Extracts from a graphics dataset:
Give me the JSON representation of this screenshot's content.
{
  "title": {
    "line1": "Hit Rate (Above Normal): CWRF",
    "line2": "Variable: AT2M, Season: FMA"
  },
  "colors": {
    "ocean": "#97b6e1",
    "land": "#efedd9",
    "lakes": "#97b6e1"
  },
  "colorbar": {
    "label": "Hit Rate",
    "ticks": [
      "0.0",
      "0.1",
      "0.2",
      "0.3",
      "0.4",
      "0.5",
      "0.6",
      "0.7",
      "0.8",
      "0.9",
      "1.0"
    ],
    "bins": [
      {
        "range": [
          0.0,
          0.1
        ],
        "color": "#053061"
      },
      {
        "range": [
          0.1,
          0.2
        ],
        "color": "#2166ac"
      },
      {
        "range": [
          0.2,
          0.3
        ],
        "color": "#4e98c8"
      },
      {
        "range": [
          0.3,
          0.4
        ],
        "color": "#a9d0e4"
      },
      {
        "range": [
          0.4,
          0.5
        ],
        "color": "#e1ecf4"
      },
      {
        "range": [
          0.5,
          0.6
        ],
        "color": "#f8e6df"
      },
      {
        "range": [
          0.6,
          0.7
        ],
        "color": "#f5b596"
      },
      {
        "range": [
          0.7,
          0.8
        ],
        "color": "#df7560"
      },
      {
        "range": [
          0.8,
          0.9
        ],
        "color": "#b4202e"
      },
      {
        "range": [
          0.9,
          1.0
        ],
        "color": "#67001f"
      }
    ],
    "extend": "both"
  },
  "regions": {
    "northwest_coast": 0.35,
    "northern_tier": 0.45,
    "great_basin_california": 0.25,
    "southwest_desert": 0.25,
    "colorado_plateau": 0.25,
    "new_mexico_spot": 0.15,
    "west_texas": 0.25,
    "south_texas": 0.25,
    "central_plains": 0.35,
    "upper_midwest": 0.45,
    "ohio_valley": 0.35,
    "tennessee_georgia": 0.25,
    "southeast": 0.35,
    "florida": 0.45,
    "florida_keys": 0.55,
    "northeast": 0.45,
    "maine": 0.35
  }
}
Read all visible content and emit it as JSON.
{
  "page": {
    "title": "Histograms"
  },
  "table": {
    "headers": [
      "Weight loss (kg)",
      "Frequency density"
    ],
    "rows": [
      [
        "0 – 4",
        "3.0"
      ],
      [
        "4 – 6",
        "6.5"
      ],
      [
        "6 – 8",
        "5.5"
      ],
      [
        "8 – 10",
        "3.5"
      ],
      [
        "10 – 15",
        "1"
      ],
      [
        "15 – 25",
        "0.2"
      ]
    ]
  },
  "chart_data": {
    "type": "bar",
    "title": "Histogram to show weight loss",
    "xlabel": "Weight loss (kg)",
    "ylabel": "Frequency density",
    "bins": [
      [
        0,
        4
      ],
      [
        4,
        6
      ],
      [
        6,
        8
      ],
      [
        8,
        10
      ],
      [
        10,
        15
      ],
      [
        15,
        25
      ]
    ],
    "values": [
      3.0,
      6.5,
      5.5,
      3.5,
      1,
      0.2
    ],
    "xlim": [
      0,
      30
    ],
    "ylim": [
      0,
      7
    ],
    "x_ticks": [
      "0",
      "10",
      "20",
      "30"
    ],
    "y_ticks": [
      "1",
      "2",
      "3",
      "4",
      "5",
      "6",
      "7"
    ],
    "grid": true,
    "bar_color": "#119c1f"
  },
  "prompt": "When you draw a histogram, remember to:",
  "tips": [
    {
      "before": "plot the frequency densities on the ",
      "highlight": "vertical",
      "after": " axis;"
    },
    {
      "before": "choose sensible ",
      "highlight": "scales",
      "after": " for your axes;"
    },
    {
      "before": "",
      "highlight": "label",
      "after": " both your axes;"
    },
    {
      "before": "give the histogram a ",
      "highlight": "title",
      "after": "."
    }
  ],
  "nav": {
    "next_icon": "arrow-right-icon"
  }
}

== The problem ==
Determine how many lines of the records above contain the word "content", and report only that number.

== Task response ==
2